- _What the exercise asks_
Output the full listing below exactly, without the pictures.

- _Data section_
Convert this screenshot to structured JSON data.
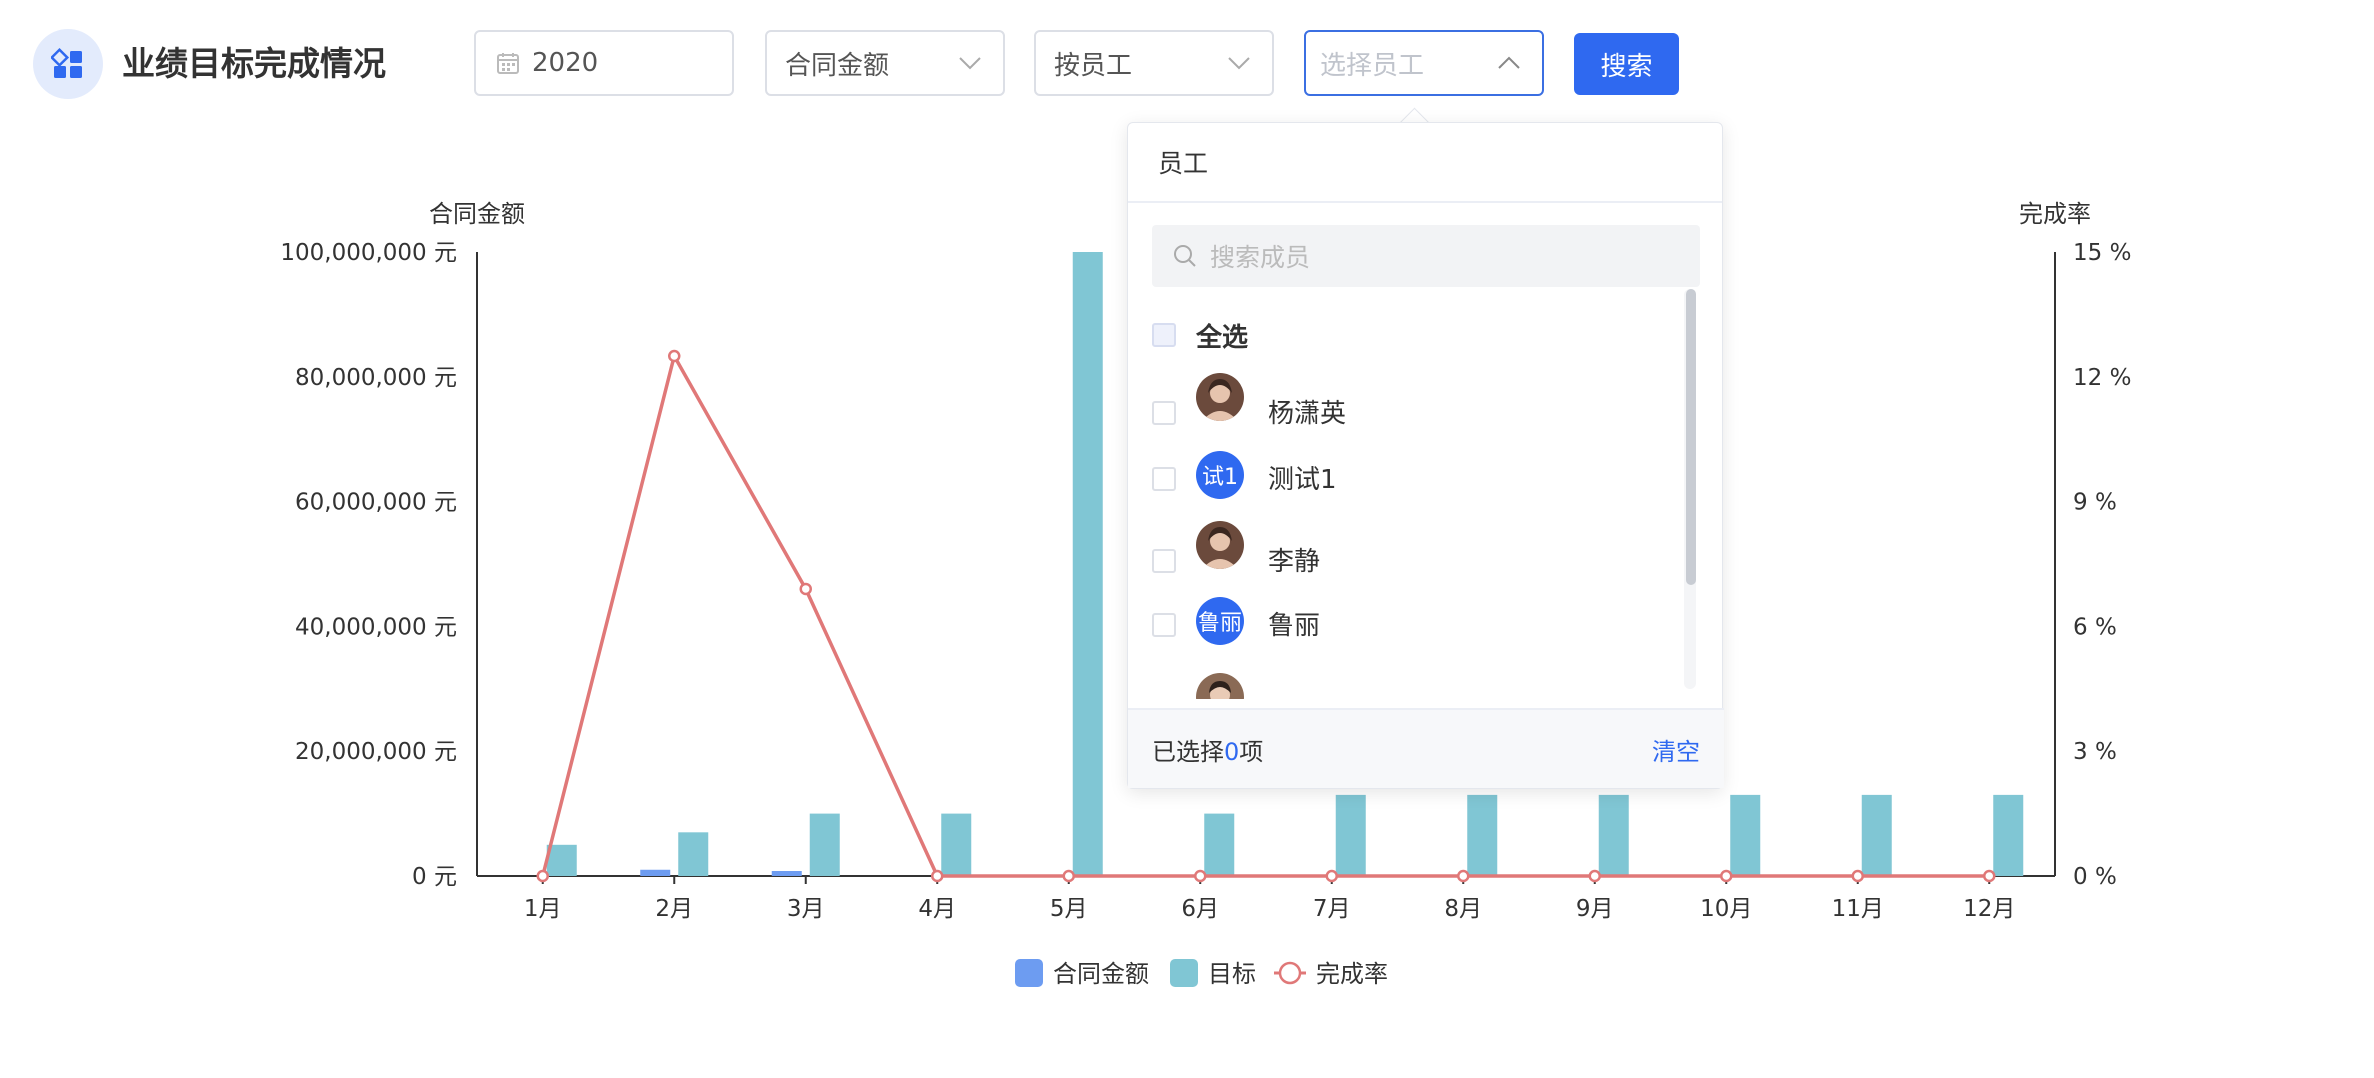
{
  "header": {
    "title": "业绩目标完成情况",
    "year": "2020",
    "metric": "合同金额",
    "group_by": "按员工",
    "employee_placeholder": "选择员工",
    "search_label": "搜索"
  },
  "employee_dropdown": {
    "header": "员工",
    "search_placeholder": "搜索成员",
    "select_all": "全选",
    "members": [
      {
        "name": "杨潇英",
        "avatar": "photo"
      },
      {
        "name": "测试1",
        "avatar": "text",
        "avatar_text": "试1"
      },
      {
        "name": "李静",
        "avatar": "photo"
      },
      {
        "name": "鲁丽",
        "avatar": "text",
        "avatar_text": "鲁丽"
      }
    ],
    "footer": {
      "selected_prefix": "已选择",
      "selected_count": "0",
      "selected_suffix": "项",
      "clear_label": "清空"
    }
  },
  "colors": {
    "accent": "#2f69f0",
    "contract": "#6d9cf1",
    "target": "#80c6d4",
    "rate": "#e07878"
  },
  "chart_data": {
    "type": "bar",
    "categories": [
      "1月",
      "2月",
      "3月",
      "4月",
      "5月",
      "6月",
      "7月",
      "8月",
      "9月",
      "10月",
      "11月",
      "12月"
    ],
    "series": [
      {
        "name": "合同金额",
        "type": "bar",
        "axis": "left",
        "values": [
          0,
          1000000,
          800000,
          0,
          0,
          0,
          0,
          0,
          0,
          0,
          0,
          0
        ]
      },
      {
        "name": "目标",
        "type": "bar",
        "axis": "left",
        "values": [
          5000000,
          7000000,
          10000000,
          10000000,
          100000000,
          10000000,
          13000000,
          13000000,
          13000000,
          13000000,
          13000000,
          13000000
        ]
      },
      {
        "name": "完成率",
        "type": "line",
        "axis": "right",
        "values": [
          0,
          12.5,
          6.9,
          0,
          0,
          0,
          0,
          0,
          0,
          0,
          0,
          0
        ]
      }
    ],
    "left_axis": {
      "label": "合同金额",
      "ylim": [
        0,
        100000000
      ],
      "ticks": [
        "0 元",
        "20,000,000 元",
        "40,000,000 元",
        "60,000,000 元",
        "80,000,000 元",
        "100,000,000 元"
      ]
    },
    "right_axis": {
      "label": "完成率",
      "ylim": [
        0,
        15
      ],
      "ticks": [
        "0 %",
        "3 %",
        "6 %",
        "9 %",
        "12 %",
        "15 %"
      ]
    },
    "legend": {
      "position": "bottom",
      "items": [
        "合同金额",
        "目标",
        "完成率"
      ]
    },
    "grid": false
  }
}
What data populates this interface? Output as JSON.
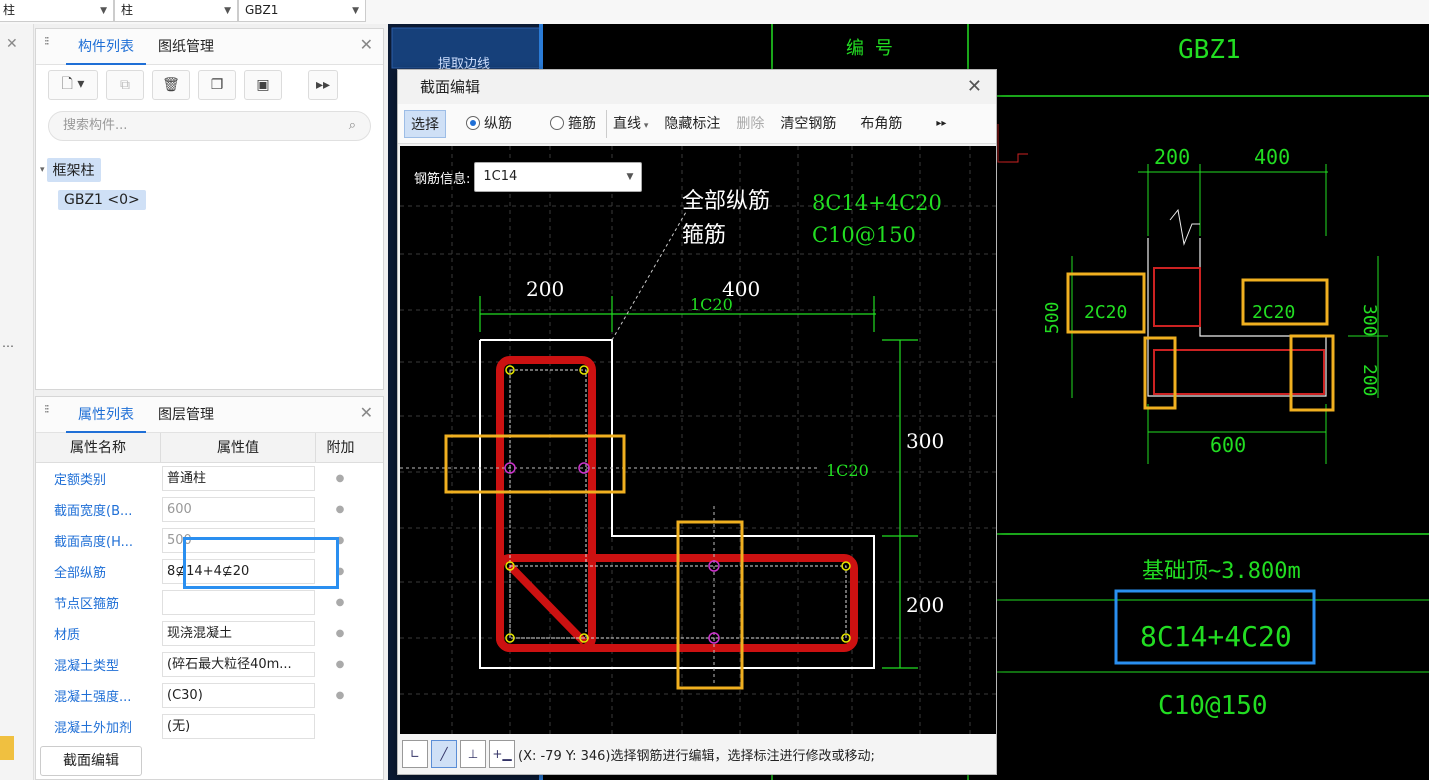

- _Task output_
Convert this screenshot to structured JSON data.
{
  "header": {
    "title": "业绩目标完成情况",
    "year": "2020",
    "metric": "合同金额",
    "group_by": "按员工",
    "employee_placeholder": "选择员工",
    "search_label": "搜索"
  },
  "employee_dropdown": {
    "header": "员工",
    "search_placeholder": "搜索成员",
    "select_all": "全选",
    "members": [
      {
        "name": "杨潇英",
        "avatar": "photo"
      },
      {
        "name": "测试1",
        "avatar": "text",
        "avatar_text": "试1"
      },
      {
        "name": "李静",
        "avatar": "photo"
      },
      {
        "name": "鲁丽",
        "avatar": "text",
        "avatar_text": "鲁丽"
      }
    ],
    "footer": {
      "selected_prefix": "已选择",
      "selected_count": "0",
      "selected_suffix": "项",
      "clear_label": "清空"
    }
  },
  "colors": {
    "accent": "#2f69f0",
    "contract": "#6d9cf1",
    "target": "#80c6d4",
    "rate": "#e07878"
  },
  "chart_data": {
    "type": "bar",
    "categories": [
      "1月",
      "2月",
      "3月",
      "4月",
      "5月",
      "6月",
      "7月",
      "8月",
      "9月",
      "10月",
      "11月",
      "12月"
    ],
    "series": [
      {
        "name": "合同金额",
        "type": "bar",
        "axis": "left",
        "values": [
          0,
          1000000,
          800000,
          0,
          0,
          0,
          0,
          0,
          0,
          0,
          0,
          0
        ]
      },
      {
        "name": "目标",
        "type": "bar",
        "axis": "left",
        "values": [
          5000000,
          7000000,
          10000000,
          10000000,
          100000000,
          10000000,
          13000000,
          13000000,
          13000000,
          13000000,
          13000000,
          13000000
        ]
      },
      {
        "name": "完成率",
        "type": "line",
        "axis": "right",
        "values": [
          0,
          12.5,
          6.9,
          0,
          0,
          0,
          0,
          0,
          0,
          0,
          0,
          0
        ]
      }
    ],
    "left_axis": {
      "label": "合同金额",
      "ylim": [
        0,
        100000000
      ],
      "ticks": [
        "0 元",
        "20,000,000 元",
        "40,000,000 元",
        "60,000,000 元",
        "80,000,000 元",
        "100,000,000 元"
      ]
    },
    "right_axis": {
      "label": "完成率",
      "ylim": [
        0,
        15
      ],
      "ticks": [
        "0 %",
        "3 %",
        "6 %",
        "9 %",
        "12 %",
        "15 %"
      ]
    },
    "legend": {
      "position": "bottom",
      "items": [
        "合同金额",
        "目标",
        "完成率"
      ]
    },
    "grid": false
  }
}
What data populates this interface? Output as JSON.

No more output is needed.